**Given entries:**
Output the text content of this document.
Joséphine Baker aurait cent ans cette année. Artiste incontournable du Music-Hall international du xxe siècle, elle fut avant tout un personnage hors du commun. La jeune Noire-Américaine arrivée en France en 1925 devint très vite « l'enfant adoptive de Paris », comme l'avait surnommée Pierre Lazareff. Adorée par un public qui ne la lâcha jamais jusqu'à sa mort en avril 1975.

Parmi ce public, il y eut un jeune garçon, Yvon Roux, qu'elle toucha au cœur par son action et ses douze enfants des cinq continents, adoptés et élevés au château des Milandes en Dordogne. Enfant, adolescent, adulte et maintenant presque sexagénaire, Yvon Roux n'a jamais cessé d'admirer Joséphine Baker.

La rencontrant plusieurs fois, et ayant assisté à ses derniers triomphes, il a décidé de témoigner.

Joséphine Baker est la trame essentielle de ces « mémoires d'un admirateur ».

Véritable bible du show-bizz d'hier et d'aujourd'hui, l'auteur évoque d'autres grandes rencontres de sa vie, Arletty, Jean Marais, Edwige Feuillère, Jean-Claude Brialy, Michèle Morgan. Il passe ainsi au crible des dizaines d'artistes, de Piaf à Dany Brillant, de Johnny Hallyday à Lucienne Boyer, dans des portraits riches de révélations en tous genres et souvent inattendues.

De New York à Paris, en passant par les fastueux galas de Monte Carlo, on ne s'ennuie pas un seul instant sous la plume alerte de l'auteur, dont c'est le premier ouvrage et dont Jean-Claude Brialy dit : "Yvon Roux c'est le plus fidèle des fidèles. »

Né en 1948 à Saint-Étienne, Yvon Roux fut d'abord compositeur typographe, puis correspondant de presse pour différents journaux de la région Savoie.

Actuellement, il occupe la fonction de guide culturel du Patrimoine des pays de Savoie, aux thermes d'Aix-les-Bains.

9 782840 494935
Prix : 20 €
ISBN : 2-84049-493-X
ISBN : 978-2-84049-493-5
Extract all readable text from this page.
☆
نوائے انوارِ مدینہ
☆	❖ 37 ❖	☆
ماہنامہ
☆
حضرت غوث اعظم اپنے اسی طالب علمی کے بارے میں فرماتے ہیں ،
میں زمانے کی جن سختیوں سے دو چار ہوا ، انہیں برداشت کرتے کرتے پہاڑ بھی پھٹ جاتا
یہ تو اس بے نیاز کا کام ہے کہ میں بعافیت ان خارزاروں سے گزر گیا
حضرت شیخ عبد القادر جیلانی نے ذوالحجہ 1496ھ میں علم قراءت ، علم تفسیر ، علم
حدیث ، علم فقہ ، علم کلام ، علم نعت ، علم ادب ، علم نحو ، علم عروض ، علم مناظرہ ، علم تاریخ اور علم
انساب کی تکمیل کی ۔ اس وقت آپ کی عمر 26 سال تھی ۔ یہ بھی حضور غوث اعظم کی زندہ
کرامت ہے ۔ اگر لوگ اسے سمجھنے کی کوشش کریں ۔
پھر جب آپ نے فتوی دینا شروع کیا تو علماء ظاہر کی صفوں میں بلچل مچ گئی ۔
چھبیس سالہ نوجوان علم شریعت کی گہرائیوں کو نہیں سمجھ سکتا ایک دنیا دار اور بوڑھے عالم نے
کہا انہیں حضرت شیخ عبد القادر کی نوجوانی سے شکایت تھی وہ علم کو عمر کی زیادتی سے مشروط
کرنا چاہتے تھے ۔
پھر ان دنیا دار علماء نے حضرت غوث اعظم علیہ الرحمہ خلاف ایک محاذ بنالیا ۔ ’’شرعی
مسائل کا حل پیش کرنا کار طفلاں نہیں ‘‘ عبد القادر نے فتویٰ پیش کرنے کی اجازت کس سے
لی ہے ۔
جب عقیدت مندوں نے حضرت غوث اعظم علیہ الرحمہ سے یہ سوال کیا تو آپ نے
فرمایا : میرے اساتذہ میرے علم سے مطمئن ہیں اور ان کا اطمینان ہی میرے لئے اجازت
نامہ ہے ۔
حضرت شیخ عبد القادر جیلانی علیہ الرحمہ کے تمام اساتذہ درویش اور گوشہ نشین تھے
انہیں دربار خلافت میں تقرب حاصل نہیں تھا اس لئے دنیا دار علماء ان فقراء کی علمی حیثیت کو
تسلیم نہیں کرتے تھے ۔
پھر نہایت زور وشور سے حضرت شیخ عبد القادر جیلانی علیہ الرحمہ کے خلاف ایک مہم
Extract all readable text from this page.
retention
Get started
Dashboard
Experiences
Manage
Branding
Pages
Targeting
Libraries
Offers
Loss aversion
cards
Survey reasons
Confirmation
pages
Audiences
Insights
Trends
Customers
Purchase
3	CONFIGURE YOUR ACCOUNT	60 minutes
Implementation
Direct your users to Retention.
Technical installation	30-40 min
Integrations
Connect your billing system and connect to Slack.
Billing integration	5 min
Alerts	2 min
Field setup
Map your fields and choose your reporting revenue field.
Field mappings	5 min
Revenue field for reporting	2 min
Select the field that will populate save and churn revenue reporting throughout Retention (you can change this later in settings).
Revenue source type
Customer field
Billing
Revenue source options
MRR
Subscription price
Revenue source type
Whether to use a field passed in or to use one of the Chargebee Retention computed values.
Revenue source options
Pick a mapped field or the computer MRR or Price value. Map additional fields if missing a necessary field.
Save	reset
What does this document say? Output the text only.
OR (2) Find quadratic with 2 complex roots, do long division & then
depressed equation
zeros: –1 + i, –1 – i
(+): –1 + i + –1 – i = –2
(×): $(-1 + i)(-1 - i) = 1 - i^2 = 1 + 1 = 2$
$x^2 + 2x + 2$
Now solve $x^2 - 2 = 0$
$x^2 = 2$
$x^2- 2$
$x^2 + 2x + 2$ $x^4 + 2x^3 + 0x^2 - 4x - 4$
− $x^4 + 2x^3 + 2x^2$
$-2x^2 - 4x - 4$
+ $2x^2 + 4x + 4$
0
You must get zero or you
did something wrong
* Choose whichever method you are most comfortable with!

**Exercise prompt:**
Output the line containing "What does this" and all lines after it to the end of the records, exactly as given.

**Exercise answer:**
What does this document say? Output the text only.
OR (2) Find quadratic with 2 complex roots, do long division & then
depressed equation
zeros: –1 + i, –1 – i
(+): –1 + i + –1 – i = –2
(×): $(-1 + i)(-1 - i) = 1 - i^2 = 1 + 1 = 2$
$x^2 + 2x + 2$
Now solve $x^2 - 2 = 0$
$x^2 = 2$
$x^2- 2$
$x^2 + 2x + 2$ $x^4 + 2x^3 + 0x^2 - 4x - 4$
− $x^4 + 2x^3 + 2x^2$
$-2x^2 - 4x - 4$
+ $2x^2 + 4x + 4$
0
You must get zero or you
did something wrong
* Choose whichever method you are most comfortable with!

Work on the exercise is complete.